**PROBLEM REQUIREMENTS**. Without skipping anything, write out each record below exactly.

-------- GIVEN RECORDS

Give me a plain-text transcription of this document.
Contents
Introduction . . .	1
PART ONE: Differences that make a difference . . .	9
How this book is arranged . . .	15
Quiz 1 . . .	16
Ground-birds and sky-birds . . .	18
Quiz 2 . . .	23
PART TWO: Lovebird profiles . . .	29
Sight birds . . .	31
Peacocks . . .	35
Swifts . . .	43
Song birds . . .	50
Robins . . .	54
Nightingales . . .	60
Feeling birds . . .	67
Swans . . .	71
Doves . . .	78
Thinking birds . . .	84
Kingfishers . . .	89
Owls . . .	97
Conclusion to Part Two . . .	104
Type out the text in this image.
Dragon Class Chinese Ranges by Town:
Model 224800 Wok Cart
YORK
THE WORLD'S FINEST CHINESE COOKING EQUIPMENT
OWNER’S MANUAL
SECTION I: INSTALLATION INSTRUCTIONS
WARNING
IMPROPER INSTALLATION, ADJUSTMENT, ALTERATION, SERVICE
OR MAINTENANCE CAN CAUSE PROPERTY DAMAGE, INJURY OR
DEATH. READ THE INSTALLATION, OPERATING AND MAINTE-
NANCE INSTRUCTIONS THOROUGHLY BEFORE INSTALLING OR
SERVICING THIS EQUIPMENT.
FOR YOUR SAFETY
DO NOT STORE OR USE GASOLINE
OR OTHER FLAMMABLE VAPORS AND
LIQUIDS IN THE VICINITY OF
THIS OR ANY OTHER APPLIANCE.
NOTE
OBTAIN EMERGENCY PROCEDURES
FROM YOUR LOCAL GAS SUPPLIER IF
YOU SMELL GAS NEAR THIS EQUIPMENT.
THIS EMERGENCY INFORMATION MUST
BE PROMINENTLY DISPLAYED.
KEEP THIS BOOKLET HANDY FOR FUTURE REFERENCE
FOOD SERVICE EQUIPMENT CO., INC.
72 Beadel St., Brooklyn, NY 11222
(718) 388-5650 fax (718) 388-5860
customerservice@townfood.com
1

----------------

**THE RESPONSE**.
Give me a plain-text transcription of this document.
Contents
Introduction . . .	1
PART ONE: Differences that make a difference . . .	9
How this book is arranged . . .	15
Quiz 1 . . .	16
Ground-birds and sky-birds . . .	18
Quiz 2 . . .	23
PART TWO: Lovebird profiles . . .	29
Sight birds . . .	31
Peacocks . . .	35
Swifts . . .	43
Song birds . . .	50
Robins . . .	54
Nightingales . . .	60
Feeling birds . . .	67
Swans . . .	71
Doves . . .	78
Thinking birds . . .	84
Kingfishers . . .	89
Owls . . .	97
Conclusion to Part Two . . .	104
Type out the text in this image.
Dragon Class Chinese Ranges by Town:
Model 224800 Wok Cart
YORK
THE WORLD'S FINEST CHINESE COOKING EQUIPMENT
OWNER’S MANUAL
SECTION I: INSTALLATION INSTRUCTIONS
WARNING
IMPROPER INSTALLATION, ADJUSTMENT, ALTERATION, SERVICE
OR MAINTENANCE CAN CAUSE PROPERTY DAMAGE, INJURY OR
DEATH. READ THE INSTALLATION, OPERATING AND MAINTE-
NANCE INSTRUCTIONS THOROUGHLY BEFORE INSTALLING OR
SERVICING THIS EQUIPMENT.
FOR YOUR SAFETY
DO NOT STORE OR USE GASOLINE
OR OTHER FLAMMABLE VAPORS AND
LIQUIDS IN THE VICINITY OF
THIS OR ANY OTHER APPLIANCE.
NOTE
OBTAIN EMERGENCY PROCEDURES
FROM YOUR LOCAL GAS SUPPLIER IF
YOU SMELL GAS NEAR THIS EQUIPMENT.
THIS EMERGENCY INFORMATION MUST
BE PROMINENTLY DISPLAYED.
KEEP THIS BOOKLET HANDY FOR FUTURE REFERENCE
FOOD SERVICE EQUIPMENT CO., INC.
72 Beadel St., Brooklyn, NY 11222
(718) 388-5650 fax (718) 388-5860
customerservice@townfood.com
1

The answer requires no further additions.